Objective — Locate the word "Time" in the entries below, then gather every line that holds it.

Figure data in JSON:

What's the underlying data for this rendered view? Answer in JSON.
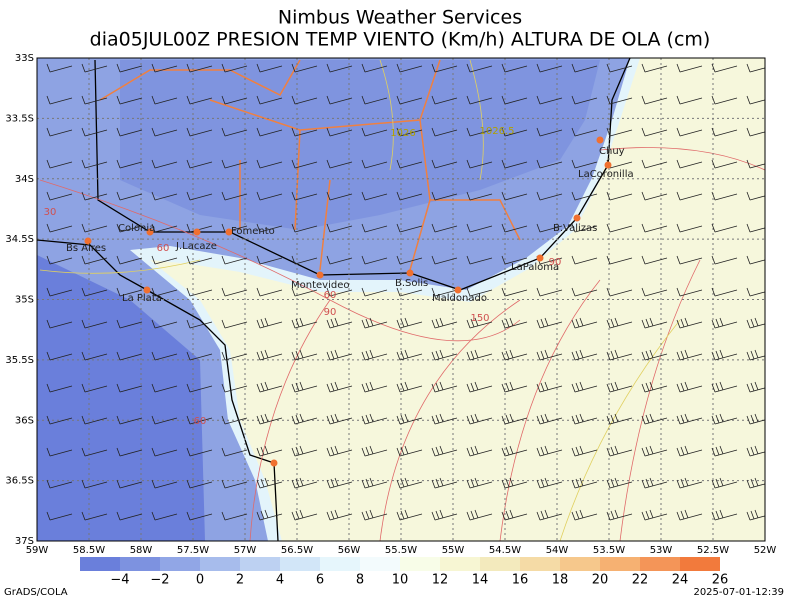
{
  "header": {
    "title": "Nimbus Weather Services",
    "subtitle": "dia05JUL00Z PRESION TEMP VIENTO (Km/h) ALTURA DE OLA (cm)"
  },
  "map": {
    "lat_labels": [
      "33S",
      "33.5S",
      "34S",
      "34.5S",
      "35S",
      "35.5S",
      "36S",
      "36.5S",
      "37S"
    ],
    "lon_labels": [
      "59W",
      "58.5W",
      "58W",
      "57.5W",
      "57W",
      "56.5W",
      "56W",
      "55.5W",
      "55W",
      "54.5W",
      "54W",
      "53.5W",
      "53W",
      "52.5W",
      "52W"
    ],
    "places": [
      "Colonia",
      "Bs Aires",
      "J.Lacaze",
      "Fomento",
      "La Plata",
      "Montevideo",
      "B.Solis",
      "Maldonado",
      "LaPaloma",
      "B.Valizas",
      "LaCoronilla",
      "Chuy"
    ],
    "contour_labels": [
      1026,
      1026.5,
      30,
      60,
      60,
      60,
      90,
      90,
      150
    ]
  },
  "colorbar": {
    "ticks": [
      {
        "value": -4,
        "label": "−4"
      },
      {
        "value": -2,
        "label": "−2"
      },
      0,
      2,
      4,
      6,
      8,
      10,
      12,
      14,
      16,
      18,
      20,
      22,
      24,
      26
    ]
  },
  "footer": {
    "left": "GrADS/COLA",
    "right": "2025-07-01-12:39"
  }
}
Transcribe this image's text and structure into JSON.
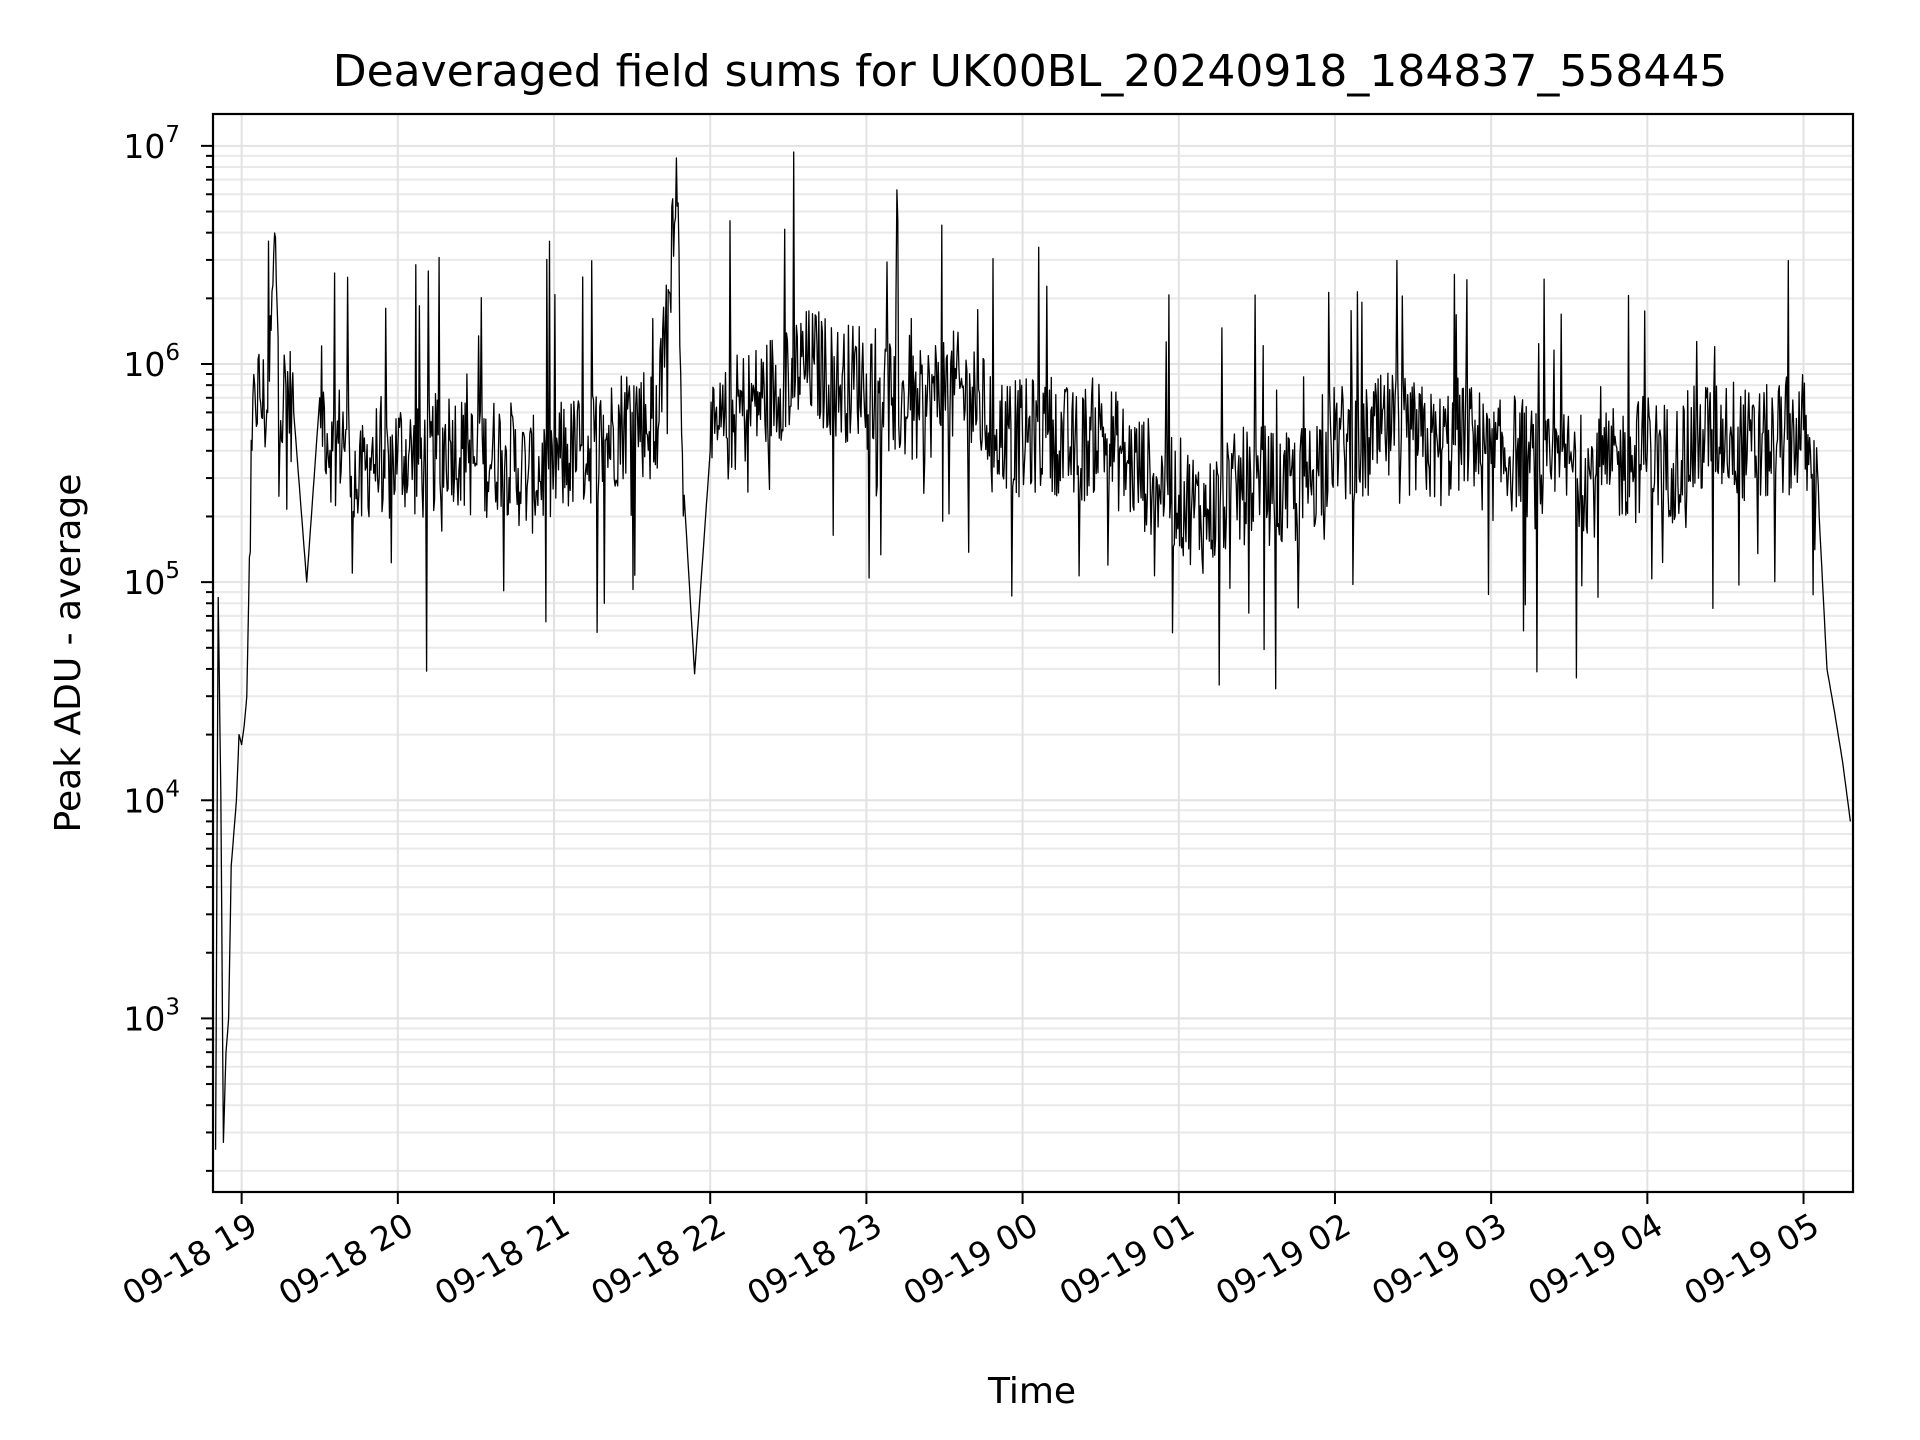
{
  "chart_data": {
    "type": "line",
    "title": "Deaveraged field sums for UK00BL_20240918_184837_558445",
    "xlabel": "Time",
    "ylabel": "Peak ADU - average",
    "yscale": "log",
    "ylim": [
      160,
      14000000
    ],
    "xlim": [
      "2024-09-18 18:49",
      "2024-09-19 05:19"
    ],
    "grid": true,
    "legend": "none",
    "line_color": "#000000",
    "x_ticks": [
      {
        "value": "2024-09-18 19:00",
        "label": "09-18 19"
      },
      {
        "value": "2024-09-18 20:00",
        "label": "09-18 20"
      },
      {
        "value": "2024-09-18 21:00",
        "label": "09-18 21"
      },
      {
        "value": "2024-09-18 22:00",
        "label": "09-18 22"
      },
      {
        "value": "2024-09-18 23:00",
        "label": "09-18 23"
      },
      {
        "value": "2024-09-19 00:00",
        "label": "09-19 00"
      },
      {
        "value": "2024-09-19 01:00",
        "label": "09-19 01"
      },
      {
        "value": "2024-09-19 02:00",
        "label": "09-19 02"
      },
      {
        "value": "2024-09-19 03:00",
        "label": "09-19 03"
      },
      {
        "value": "2024-09-19 04:00",
        "label": "09-19 04"
      },
      {
        "value": "2024-09-19 05:00",
        "label": "09-19 05"
      }
    ],
    "y_ticks": [
      {
        "value": 1000,
        "base": "10",
        "exp": "3"
      },
      {
        "value": 10000,
        "base": "10",
        "exp": "4"
      },
      {
        "value": 100000,
        "base": "10",
        "exp": "5"
      },
      {
        "value": 1000000,
        "base": "10",
        "exp": "6"
      },
      {
        "value": 10000000,
        "base": "10",
        "exp": "7"
      }
    ],
    "series": [
      {
        "x": [
          "2024-09-18 18:50",
          "2024-09-18 18:51",
          "2024-09-18 18:52",
          "2024-09-18 18:53",
          "2024-09-18 18:54",
          "2024-09-18 18:55",
          "2024-09-18 18:56",
          "2024-09-18 18:58",
          "2024-09-18 18:59",
          "2024-09-18 19:00",
          "2024-09-18 19:01",
          "2024-09-18 19:02",
          "2024-09-18 19:03",
          "2024-09-18 19:05",
          "2024-09-18 19:07",
          "2024-09-18 19:10",
          "2024-09-18 19:13",
          "2024-09-18 19:15",
          "2024-09-18 19:17",
          "2024-09-18 19:20",
          "2024-09-18 19:25",
          "2024-09-18 19:30",
          "2024-09-18 19:35",
          "2024-09-18 19:40",
          "2024-09-18 19:45",
          "2024-09-18 19:50",
          "2024-09-18 19:55",
          "2024-09-18 20:00",
          "2024-09-18 20:10",
          "2024-09-18 20:20",
          "2024-09-18 20:30",
          "2024-09-18 20:40",
          "2024-09-18 20:50",
          "2024-09-18 21:00",
          "2024-09-18 21:10",
          "2024-09-18 21:20",
          "2024-09-18 21:30",
          "2024-09-18 21:40",
          "2024-09-18 21:47",
          "2024-09-18 21:50",
          "2024-09-18 21:54",
          "2024-09-18 22:00",
          "2024-09-18 22:10",
          "2024-09-18 22:20",
          "2024-09-18 22:30",
          "2024-09-18 22:40",
          "2024-09-18 22:50",
          "2024-09-18 23:00",
          "2024-09-18 23:10",
          "2024-09-18 23:20",
          "2024-09-18 23:30",
          "2024-09-18 23:40",
          "2024-09-18 23:50",
          "2024-09-19 00:00",
          "2024-09-19 00:10",
          "2024-09-19 00:20",
          "2024-09-19 00:30",
          "2024-09-19 00:40",
          "2024-09-19 00:50",
          "2024-09-19 01:00",
          "2024-09-19 01:10",
          "2024-09-19 01:20",
          "2024-09-19 01:30",
          "2024-09-19 01:40",
          "2024-09-19 01:50",
          "2024-09-19 02:00",
          "2024-09-19 02:10",
          "2024-09-19 02:20",
          "2024-09-19 02:30",
          "2024-09-19 02:40",
          "2024-09-19 02:50",
          "2024-09-19 03:00",
          "2024-09-19 03:10",
          "2024-09-19 03:20",
          "2024-09-19 03:30",
          "2024-09-19 03:40",
          "2024-09-19 03:50",
          "2024-09-19 04:00",
          "2024-09-19 04:10",
          "2024-09-19 04:20",
          "2024-09-19 04:30",
          "2024-09-19 04:40",
          "2024-09-19 04:50",
          "2024-09-19 05:00",
          "2024-09-19 05:03",
          "2024-09-19 05:06",
          "2024-09-19 05:09",
          "2024-09-19 05:12",
          "2024-09-19 05:15",
          "2024-09-19 05:18"
        ],
        "y": [
          250,
          85000,
          11000,
          270,
          700,
          1000,
          5000,
          10000,
          20000,
          18000,
          22000,
          30000,
          130000,
          800000,
          700000,
          600000,
          3800000,
          550000,
          800000,
          600000,
          100000,
          700000,
          400000,
          500000,
          250000,
          400000,
          300000,
          400000,
          350000,
          450000,
          350000,
          400000,
          300000,
          350000,
          400000,
          450000,
          600000,
          500000,
          8800000,
          250000,
          38000,
          400000,
          600000,
          700000,
          900000,
          1000000,
          800000,
          900000,
          700000,
          600000,
          800000,
          700000,
          500000,
          450000,
          500000,
          400000,
          500000,
          350000,
          300000,
          250000,
          200000,
          250000,
          300000,
          250000,
          300000,
          450000,
          400000,
          500000,
          450000,
          400000,
          500000,
          350000,
          400000,
          300000,
          350000,
          300000,
          350000,
          400000,
          350000,
          450000,
          500000,
          400000,
          450000,
          500000,
          300000,
          200000,
          40000,
          25000,
          15000,
          8000
        ]
      }
    ]
  }
}
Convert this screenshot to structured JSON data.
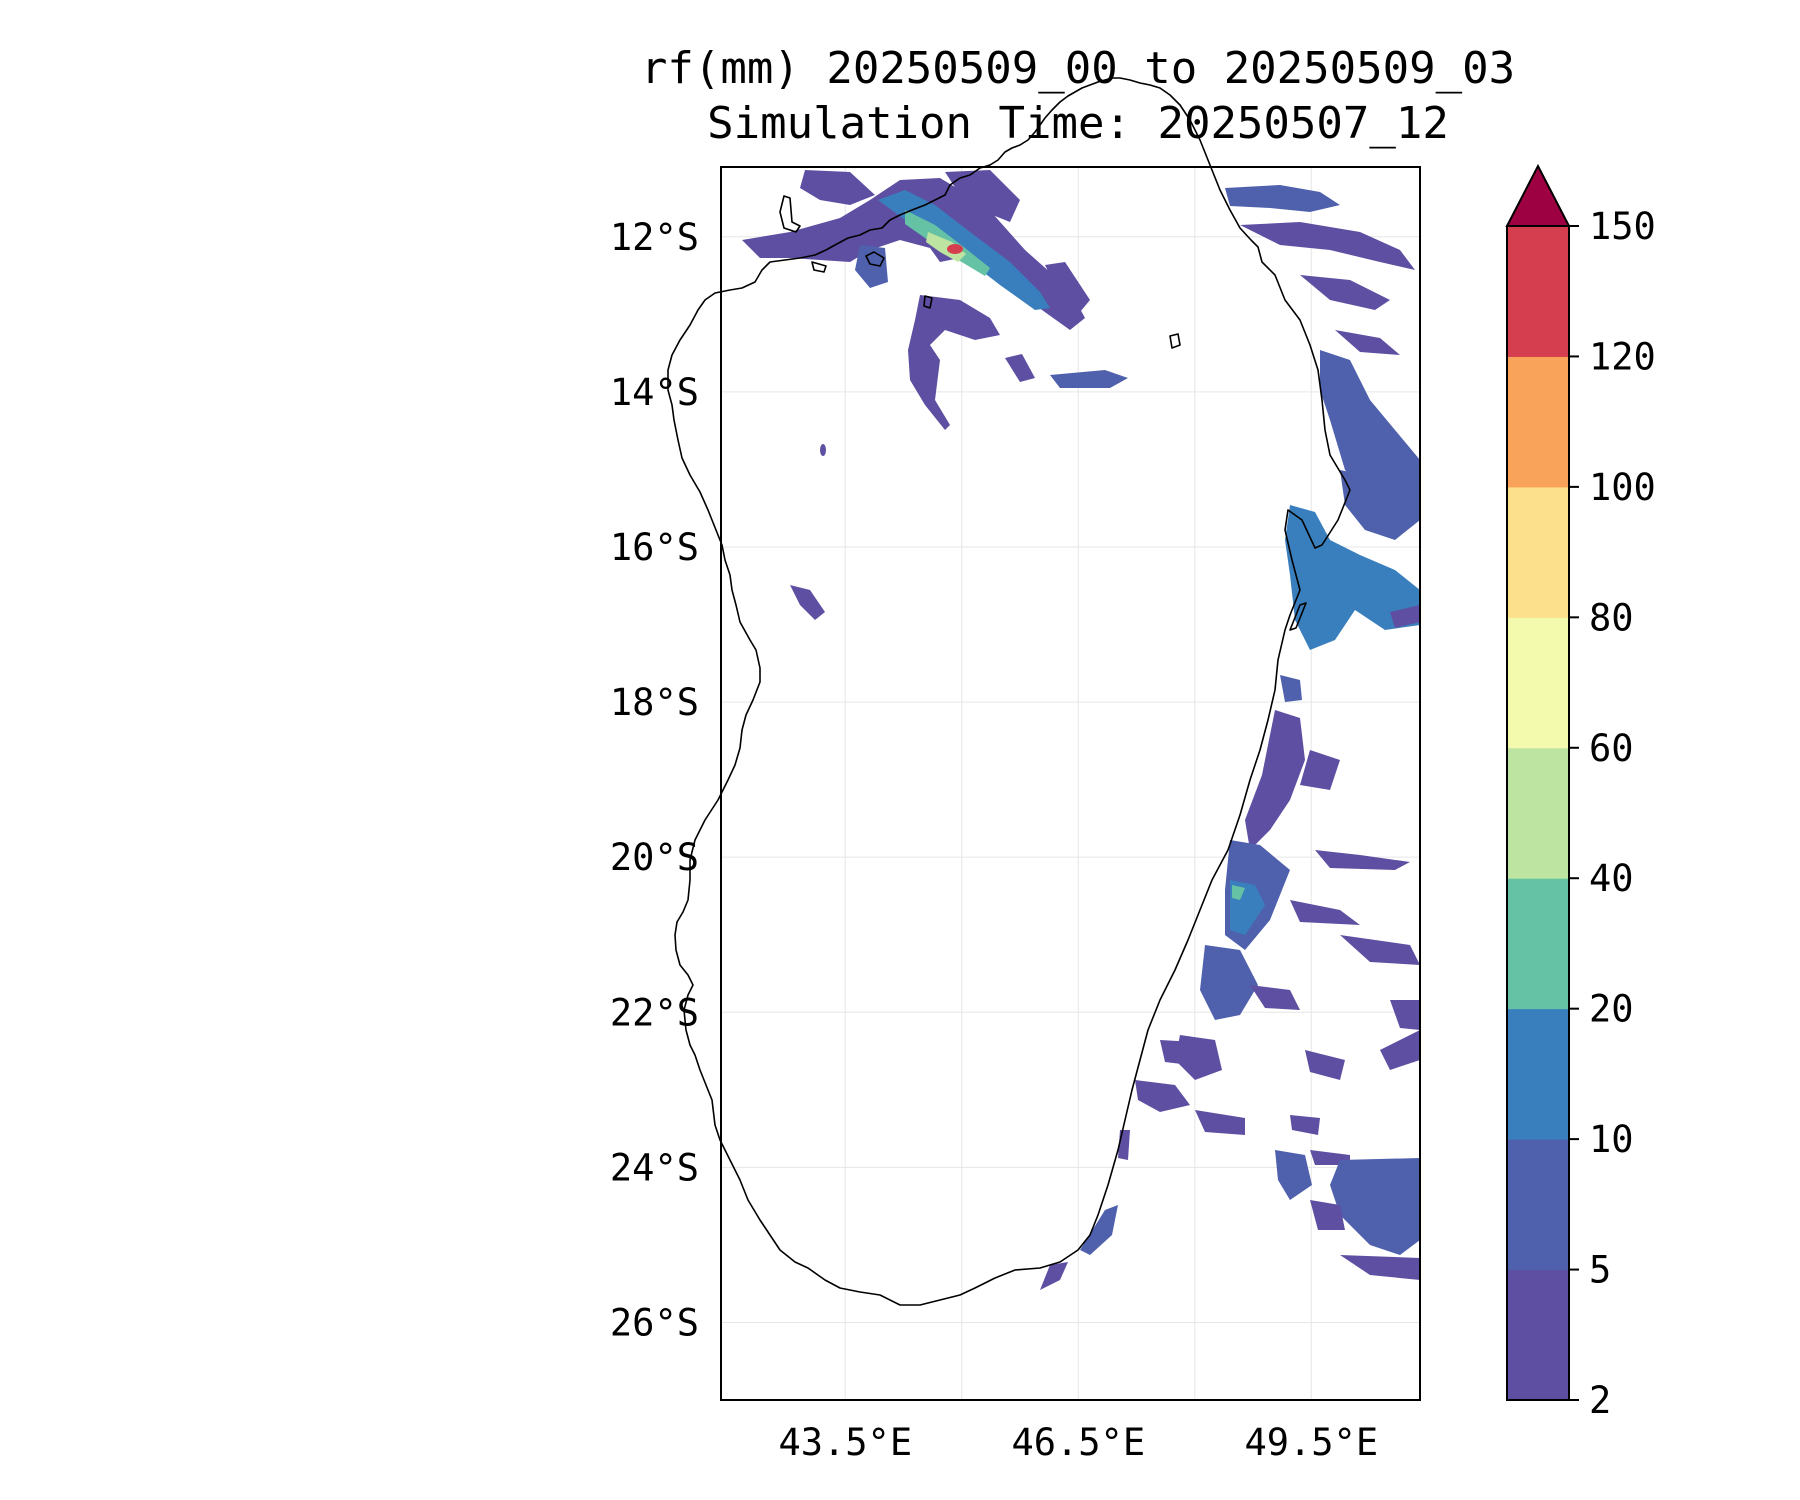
{
  "title": {
    "line1": "rf(mm) 20250509_00 to 20250509_03",
    "line2": "Simulation Time: 20250507_12"
  },
  "map": {
    "lon_range": [
      41.9,
      50.9
    ],
    "lat_range": [
      -27.0,
      -11.1
    ],
    "lon_ticks": [
      {
        "value": 43.5,
        "label": "43.5°E"
      },
      {
        "value": 46.5,
        "label": "46.5°E"
      },
      {
        "value": 49.5,
        "label": "49.5°E"
      }
    ],
    "lat_ticks": [
      {
        "value": -12,
        "label": "12°S"
      },
      {
        "value": -14,
        "label": "14°S"
      },
      {
        "value": -16,
        "label": "16°S"
      },
      {
        "value": -18,
        "label": "18°S"
      },
      {
        "value": -20,
        "label": "20°S"
      },
      {
        "value": -22,
        "label": "22°S"
      },
      {
        "value": -24,
        "label": "24°S"
      },
      {
        "value": -26,
        "label": "26°S"
      }
    ],
    "minor_lon_gridlines": [
      45,
      48,
      51
    ],
    "grid": true
  },
  "colorbar": {
    "levels": [
      "2",
      "5",
      "10",
      "20",
      "40",
      "60",
      "80",
      "100",
      "120",
      "150"
    ],
    "colors": [
      "#5e4fa2",
      "#4f61ad",
      "#3a7fbd",
      "#66c2a5",
      "#bde4a0",
      "#f3faae",
      "#fde08b",
      "#f9a35a",
      "#d53e4f"
    ],
    "extend_color": "#9e0142",
    "extend": "max"
  },
  "rain_colors": {
    "light": "#5e4fa2",
    "moderate": "#4f61ad",
    "heavy": "#3a7fbd",
    "very_heavy": "#66c2a5",
    "intense": "#bde4a0",
    "extreme": "#f3faae",
    "peak": "#d53e4f"
  }
}
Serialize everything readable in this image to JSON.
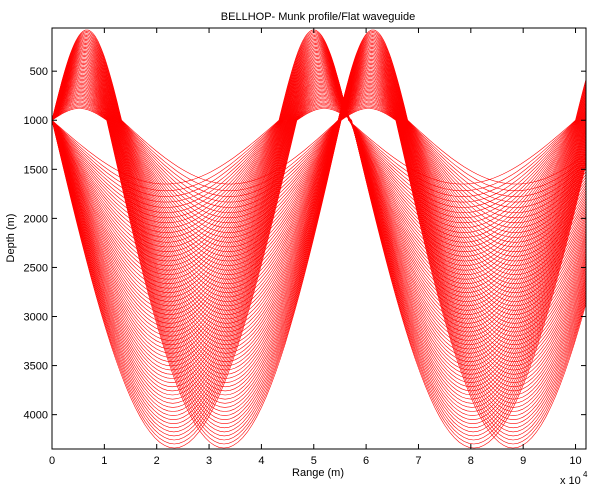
{
  "chart_data": {
    "type": "line",
    "title": "BELLHOP- Munk profile/Flat waveguide",
    "xlabel": "Range (m)",
    "ylabel": "Depth (m)",
    "x_multiplier_base": "x 10",
    "x_multiplier_exp": "4",
    "xlim": [
      0,
      10.2
    ],
    "ylim": [
      60,
      4350
    ],
    "y_reversed": true,
    "xticks": [
      "0",
      "1",
      "2",
      "3",
      "4",
      "5",
      "6",
      "7",
      "8",
      "9",
      "10"
    ],
    "yticks": [
      "500",
      "1000",
      "1500",
      "2000",
      "2500",
      "3000",
      "3500",
      "4000"
    ],
    "grid": false,
    "ray_color": "#ff0000",
    "source_depth": 1000,
    "ray_families": [
      {
        "name": "",
        "turn_depth_min": 80,
        "turn_depth_max": 880,
        "first_turn_range_min": 0.55,
        "first_turn_range_max": 0.7
      },
      {
        "name": "",
        "turn_depth_min": 1650,
        "turn_depth_max": 4340,
        "first_turn_range_min": 2.4,
        "first_turn_range_max": 2.5
      }
    ]
  }
}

Response to this task —
    "xlabel": "Time",
    "line2": "Simulation Time: 20250507_12"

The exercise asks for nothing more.